Lines of data
####################

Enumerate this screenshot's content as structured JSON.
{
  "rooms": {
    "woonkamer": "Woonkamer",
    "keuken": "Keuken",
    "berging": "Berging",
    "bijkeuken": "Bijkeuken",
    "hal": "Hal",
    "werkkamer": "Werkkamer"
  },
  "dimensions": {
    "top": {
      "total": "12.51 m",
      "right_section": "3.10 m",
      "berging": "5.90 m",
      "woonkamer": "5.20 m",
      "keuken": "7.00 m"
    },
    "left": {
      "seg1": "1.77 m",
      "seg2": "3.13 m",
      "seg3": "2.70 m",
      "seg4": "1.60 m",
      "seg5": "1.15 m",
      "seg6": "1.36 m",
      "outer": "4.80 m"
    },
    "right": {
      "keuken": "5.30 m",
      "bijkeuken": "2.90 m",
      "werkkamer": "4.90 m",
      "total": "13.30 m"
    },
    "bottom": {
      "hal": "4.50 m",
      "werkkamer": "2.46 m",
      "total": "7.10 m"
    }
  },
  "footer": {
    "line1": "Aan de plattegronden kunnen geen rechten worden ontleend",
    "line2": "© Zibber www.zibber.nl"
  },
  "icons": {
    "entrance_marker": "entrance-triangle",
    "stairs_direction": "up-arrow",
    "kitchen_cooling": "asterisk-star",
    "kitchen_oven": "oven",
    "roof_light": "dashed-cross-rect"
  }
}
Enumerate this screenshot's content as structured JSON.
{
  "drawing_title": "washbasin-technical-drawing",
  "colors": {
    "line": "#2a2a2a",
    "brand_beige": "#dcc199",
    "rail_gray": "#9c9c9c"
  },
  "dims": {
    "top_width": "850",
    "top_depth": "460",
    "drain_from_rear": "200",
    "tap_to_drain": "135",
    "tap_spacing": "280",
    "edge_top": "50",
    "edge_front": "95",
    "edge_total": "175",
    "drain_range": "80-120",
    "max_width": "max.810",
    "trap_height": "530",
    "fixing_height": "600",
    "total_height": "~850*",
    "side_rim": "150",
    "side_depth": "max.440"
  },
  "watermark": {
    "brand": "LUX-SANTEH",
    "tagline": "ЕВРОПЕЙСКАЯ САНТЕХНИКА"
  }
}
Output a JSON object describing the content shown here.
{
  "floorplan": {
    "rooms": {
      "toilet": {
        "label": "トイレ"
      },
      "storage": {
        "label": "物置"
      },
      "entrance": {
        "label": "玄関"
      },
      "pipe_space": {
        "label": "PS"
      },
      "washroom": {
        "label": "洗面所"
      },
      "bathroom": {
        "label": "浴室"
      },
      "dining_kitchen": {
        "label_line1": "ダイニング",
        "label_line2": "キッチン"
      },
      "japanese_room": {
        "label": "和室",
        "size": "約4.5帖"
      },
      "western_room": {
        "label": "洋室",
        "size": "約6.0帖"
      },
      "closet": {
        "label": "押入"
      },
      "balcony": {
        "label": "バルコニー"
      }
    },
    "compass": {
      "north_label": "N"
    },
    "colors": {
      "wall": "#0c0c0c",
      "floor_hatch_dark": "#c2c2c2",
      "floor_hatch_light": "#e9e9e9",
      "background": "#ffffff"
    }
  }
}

####################

Aim of the exercise
Please set down the whole listing above without altering a single line.

Full solution
Enumerate this screenshot's content as structured JSON.
{
  "rooms": {
    "woonkamer": "Woonkamer",
    "keuken": "Keuken",
    "berging": "Berging",
    "bijkeuken": "Bijkeuken",
    "hal": "Hal",
    "werkkamer": "Werkkamer"
  },
  "dimensions": {
    "top": {
      "total": "12.51 m",
      "right_section": "3.10 m",
      "berging": "5.90 m",
      "woonkamer": "5.20 m",
      "keuken": "7.00 m"
    },
    "left": {
      "seg1": "1.77 m",
      "seg2": "3.13 m",
      "seg3": "2.70 m",
      "seg4": "1.60 m",
      "seg5": "1.15 m",
      "seg6": "1.36 m",
      "outer": "4.80 m"
    },
    "right": {
      "keuken": "5.30 m",
      "bijkeuken": "2.90 m",
      "werkkamer": "4.90 m",
      "total": "13.30 m"
    },
    "bottom": {
      "hal": "4.50 m",
      "werkkamer": "2.46 m",
      "total": "7.10 m"
    }
  },
  "footer": {
    "line1": "Aan de plattegronden kunnen geen rechten worden ontleend",
    "line2": "© Zibber www.zibber.nl"
  },
  "icons": {
    "entrance_marker": "entrance-triangle",
    "stairs_direction": "up-arrow",
    "kitchen_cooling": "asterisk-star",
    "kitchen_oven": "oven",
    "roof_light": "dashed-cross-rect"
  }
}
Enumerate this screenshot's content as structured JSON.
{
  "drawing_title": "washbasin-technical-drawing",
  "colors": {
    "line": "#2a2a2a",
    "brand_beige": "#dcc199",
    "rail_gray": "#9c9c9c"
  },
  "dims": {
    "top_width": "850",
    "top_depth": "460",
    "drain_from_rear": "200",
    "tap_to_drain": "135",
    "tap_spacing": "280",
    "edge_top": "50",
    "edge_front": "95",
    "edge_total": "175",
    "drain_range": "80-120",
    "max_width": "max.810",
    "trap_height": "530",
    "fixing_height": "600",
    "total_height": "~850*",
    "side_rim": "150",
    "side_depth": "max.440"
  },
  "watermark": {
    "brand": "LUX-SANTEH",
    "tagline": "ЕВРОПЕЙСКАЯ САНТЕХНИКА"
  }
}
Output a JSON object describing the content shown here.
{
  "floorplan": {
    "rooms": {
      "toilet": {
        "label": "トイレ"
      },
      "storage": {
        "label": "物置"
      },
      "entrance": {
        "label": "玄関"
      },
      "pipe_space": {
        "label": "PS"
      },
      "washroom": {
        "label": "洗面所"
      },
      "bathroom": {
        "label": "浴室"
      },
      "dining_kitchen": {
        "label_line1": "ダイニング",
        "label_line2": "キッチン"
      },
      "japanese_room": {
        "label": "和室",
        "size": "約4.5帖"
      },
      "western_room": {
        "label": "洋室",
        "size": "約6.0帖"
      },
      "closet": {
        "label": "押入"
      },
      "balcony": {
        "label": "バルコニー"
      }
    },
    "compass": {
      "north_label": "N"
    },
    "colors": {
      "wall": "#0c0c0c",
      "floor_hatch_dark": "#c2c2c2",
      "floor_hatch_light": "#e9e9e9",
      "background": "#ffffff"
    }
  }
}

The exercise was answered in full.